The exercise asks you to copy every line below in which "kere" appears.

== Information supplied

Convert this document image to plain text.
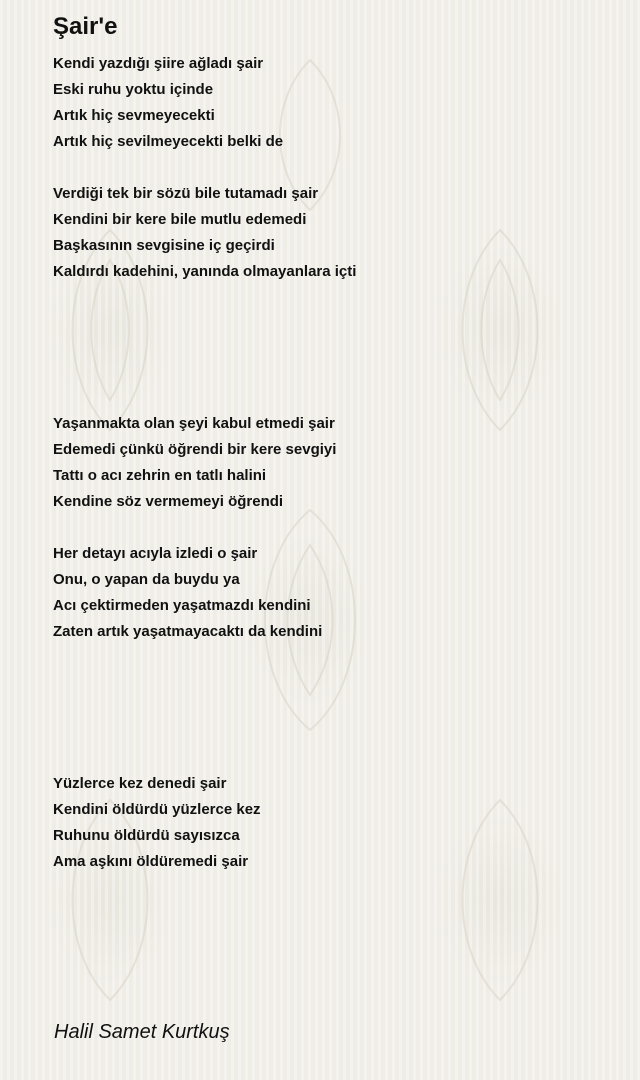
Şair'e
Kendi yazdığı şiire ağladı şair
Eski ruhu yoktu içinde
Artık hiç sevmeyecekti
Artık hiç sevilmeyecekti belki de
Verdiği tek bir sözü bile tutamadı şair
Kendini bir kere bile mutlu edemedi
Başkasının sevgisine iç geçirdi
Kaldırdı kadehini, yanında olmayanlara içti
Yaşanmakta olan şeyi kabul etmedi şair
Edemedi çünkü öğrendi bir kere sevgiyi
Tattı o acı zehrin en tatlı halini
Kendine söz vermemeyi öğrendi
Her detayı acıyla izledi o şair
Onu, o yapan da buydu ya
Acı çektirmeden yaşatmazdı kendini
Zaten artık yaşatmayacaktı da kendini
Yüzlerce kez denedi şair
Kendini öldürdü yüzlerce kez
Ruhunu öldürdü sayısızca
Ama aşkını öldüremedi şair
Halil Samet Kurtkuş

====
== Information supplied

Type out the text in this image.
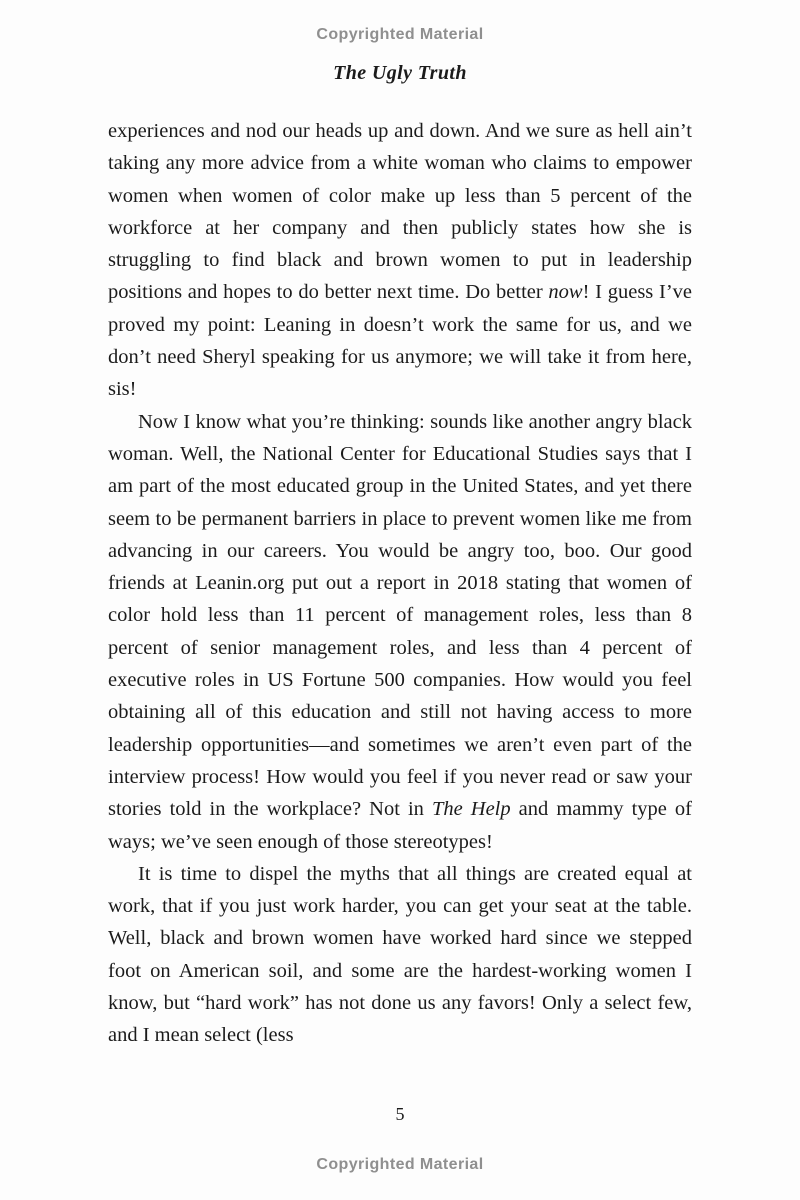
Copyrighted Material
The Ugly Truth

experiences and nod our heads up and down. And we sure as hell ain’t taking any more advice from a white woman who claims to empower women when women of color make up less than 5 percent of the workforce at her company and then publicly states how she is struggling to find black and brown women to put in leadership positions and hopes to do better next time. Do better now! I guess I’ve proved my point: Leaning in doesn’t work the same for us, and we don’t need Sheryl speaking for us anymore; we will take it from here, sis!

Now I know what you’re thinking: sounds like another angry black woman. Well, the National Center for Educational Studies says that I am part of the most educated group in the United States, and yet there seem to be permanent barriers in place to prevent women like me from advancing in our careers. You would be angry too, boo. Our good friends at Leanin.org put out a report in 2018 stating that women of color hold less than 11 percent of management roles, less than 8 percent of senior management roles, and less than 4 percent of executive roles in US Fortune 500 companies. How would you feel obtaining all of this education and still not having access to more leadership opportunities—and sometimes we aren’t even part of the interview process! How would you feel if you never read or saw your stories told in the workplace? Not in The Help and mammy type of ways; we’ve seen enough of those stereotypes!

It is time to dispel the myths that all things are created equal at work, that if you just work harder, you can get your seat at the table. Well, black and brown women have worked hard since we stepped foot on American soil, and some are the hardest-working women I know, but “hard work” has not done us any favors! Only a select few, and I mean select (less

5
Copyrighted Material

====
== Information supplied

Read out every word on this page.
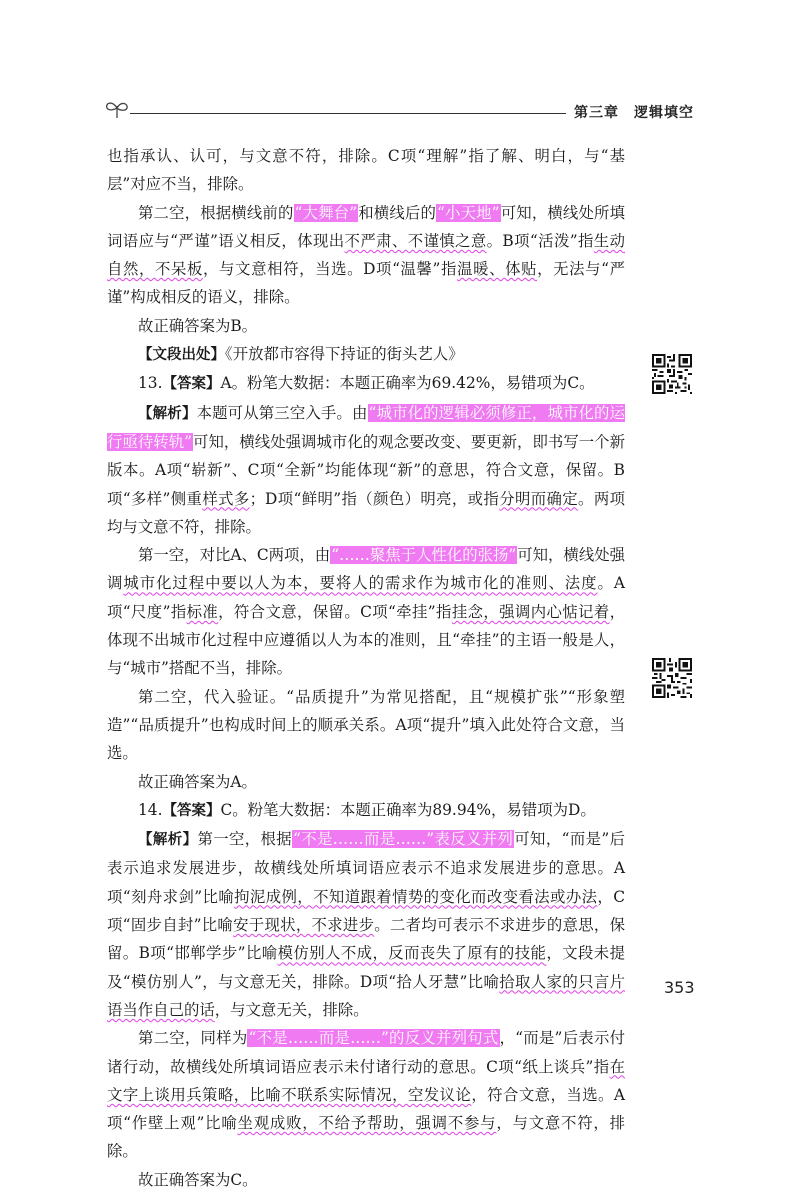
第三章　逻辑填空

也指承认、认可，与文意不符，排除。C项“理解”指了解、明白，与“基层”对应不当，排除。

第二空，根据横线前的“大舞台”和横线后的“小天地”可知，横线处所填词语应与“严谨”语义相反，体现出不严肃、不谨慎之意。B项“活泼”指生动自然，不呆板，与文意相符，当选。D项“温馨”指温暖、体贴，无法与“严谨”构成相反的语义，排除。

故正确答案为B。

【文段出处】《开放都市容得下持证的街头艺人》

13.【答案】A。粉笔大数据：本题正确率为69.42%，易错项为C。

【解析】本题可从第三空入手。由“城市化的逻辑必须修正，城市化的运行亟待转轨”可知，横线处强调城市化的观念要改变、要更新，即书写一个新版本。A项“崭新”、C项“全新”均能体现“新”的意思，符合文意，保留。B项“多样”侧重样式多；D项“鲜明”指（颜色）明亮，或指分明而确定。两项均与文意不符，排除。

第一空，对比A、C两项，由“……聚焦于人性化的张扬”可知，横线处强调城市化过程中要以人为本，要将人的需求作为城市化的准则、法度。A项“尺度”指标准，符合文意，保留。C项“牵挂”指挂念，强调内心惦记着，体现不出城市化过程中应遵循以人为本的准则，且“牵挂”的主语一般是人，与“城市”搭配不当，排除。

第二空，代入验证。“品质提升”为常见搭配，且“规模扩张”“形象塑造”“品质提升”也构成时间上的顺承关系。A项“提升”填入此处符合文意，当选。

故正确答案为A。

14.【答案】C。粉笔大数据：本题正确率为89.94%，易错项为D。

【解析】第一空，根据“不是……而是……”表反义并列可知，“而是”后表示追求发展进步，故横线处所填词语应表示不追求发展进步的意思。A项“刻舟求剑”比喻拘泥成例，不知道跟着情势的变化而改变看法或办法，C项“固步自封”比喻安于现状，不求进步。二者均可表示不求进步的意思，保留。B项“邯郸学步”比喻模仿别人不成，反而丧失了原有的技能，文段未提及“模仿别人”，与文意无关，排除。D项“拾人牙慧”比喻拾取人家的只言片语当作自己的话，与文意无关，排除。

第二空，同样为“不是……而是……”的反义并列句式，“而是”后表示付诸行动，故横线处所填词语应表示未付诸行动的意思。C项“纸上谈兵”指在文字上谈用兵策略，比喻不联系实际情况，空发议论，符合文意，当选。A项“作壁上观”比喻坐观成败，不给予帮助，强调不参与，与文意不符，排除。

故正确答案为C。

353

====

● Expected answer:
Kendini bir kere bile mutlu edemedi
Edemedi çünkü öğrendi bir kere sevgiyi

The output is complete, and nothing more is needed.